[Start of Records for this exercise]

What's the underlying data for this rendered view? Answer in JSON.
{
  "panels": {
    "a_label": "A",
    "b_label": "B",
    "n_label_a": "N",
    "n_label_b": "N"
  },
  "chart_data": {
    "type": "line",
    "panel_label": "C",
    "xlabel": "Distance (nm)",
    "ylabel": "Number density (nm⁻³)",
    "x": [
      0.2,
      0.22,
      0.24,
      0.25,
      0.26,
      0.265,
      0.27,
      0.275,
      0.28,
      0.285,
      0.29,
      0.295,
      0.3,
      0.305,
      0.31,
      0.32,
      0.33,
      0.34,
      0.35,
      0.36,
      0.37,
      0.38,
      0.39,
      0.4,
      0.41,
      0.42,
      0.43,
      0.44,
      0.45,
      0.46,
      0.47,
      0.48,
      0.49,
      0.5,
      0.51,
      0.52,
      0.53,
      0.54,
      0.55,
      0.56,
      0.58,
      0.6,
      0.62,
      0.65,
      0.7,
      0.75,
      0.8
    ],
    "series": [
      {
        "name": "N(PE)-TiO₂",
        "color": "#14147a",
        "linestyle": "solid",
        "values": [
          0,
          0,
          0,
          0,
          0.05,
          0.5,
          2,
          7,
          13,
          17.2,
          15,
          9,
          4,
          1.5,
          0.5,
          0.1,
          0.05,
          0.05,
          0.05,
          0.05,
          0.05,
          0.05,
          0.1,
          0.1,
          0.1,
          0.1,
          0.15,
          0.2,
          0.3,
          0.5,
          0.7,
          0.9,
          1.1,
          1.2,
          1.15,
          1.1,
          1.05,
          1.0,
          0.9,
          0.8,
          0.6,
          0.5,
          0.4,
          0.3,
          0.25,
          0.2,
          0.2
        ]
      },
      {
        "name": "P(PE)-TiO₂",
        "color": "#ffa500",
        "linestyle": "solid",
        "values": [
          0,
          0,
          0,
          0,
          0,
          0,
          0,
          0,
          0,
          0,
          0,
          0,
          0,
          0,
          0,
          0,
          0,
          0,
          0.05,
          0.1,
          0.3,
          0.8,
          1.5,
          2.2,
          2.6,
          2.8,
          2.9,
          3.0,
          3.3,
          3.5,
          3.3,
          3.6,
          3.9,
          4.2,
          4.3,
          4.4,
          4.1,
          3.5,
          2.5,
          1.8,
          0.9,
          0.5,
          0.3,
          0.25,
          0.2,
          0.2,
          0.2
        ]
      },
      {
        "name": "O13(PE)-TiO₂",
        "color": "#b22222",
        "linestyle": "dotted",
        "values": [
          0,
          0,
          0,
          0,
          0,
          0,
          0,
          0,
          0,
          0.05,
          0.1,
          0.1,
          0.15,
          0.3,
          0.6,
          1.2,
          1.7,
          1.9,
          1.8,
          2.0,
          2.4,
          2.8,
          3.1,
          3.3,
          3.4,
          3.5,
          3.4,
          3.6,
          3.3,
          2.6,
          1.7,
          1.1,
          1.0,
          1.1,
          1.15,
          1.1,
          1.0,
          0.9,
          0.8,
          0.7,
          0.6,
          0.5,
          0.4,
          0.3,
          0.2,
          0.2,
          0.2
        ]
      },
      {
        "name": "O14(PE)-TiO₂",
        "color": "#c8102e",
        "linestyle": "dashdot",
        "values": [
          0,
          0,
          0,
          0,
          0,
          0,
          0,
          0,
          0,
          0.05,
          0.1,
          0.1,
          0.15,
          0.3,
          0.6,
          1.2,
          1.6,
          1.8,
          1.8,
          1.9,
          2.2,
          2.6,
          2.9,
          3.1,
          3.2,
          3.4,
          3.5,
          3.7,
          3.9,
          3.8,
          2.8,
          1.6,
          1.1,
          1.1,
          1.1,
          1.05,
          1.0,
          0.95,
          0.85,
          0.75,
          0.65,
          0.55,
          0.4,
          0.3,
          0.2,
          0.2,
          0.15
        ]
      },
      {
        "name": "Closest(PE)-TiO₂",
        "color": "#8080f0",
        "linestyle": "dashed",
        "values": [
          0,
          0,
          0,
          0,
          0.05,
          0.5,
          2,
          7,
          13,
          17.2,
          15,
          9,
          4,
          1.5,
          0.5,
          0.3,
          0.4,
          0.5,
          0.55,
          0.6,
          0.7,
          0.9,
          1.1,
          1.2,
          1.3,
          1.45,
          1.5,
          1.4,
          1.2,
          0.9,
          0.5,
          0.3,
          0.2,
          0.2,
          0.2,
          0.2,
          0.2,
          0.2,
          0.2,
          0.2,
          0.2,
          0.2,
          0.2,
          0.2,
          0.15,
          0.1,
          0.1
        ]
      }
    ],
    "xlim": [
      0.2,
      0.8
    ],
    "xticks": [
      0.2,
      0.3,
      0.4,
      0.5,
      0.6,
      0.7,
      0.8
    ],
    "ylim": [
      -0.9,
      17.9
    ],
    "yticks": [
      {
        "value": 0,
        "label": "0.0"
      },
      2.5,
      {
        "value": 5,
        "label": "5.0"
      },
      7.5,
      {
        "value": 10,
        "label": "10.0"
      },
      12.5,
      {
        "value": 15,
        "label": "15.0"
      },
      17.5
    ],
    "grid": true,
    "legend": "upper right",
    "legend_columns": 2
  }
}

[End of Records for this exercise]

Instructions to follow ▸ Above are the records; copy every line in them that holds the word "TiO₂".

Result of the task ▸
        "name": "N(PE)-TiO₂",
        "name": "P(PE)-TiO₂",
        "name": "O13(PE)-TiO₂",
        "name": "O14(PE)-TiO₂",
        "name": "Closest(PE)-TiO₂",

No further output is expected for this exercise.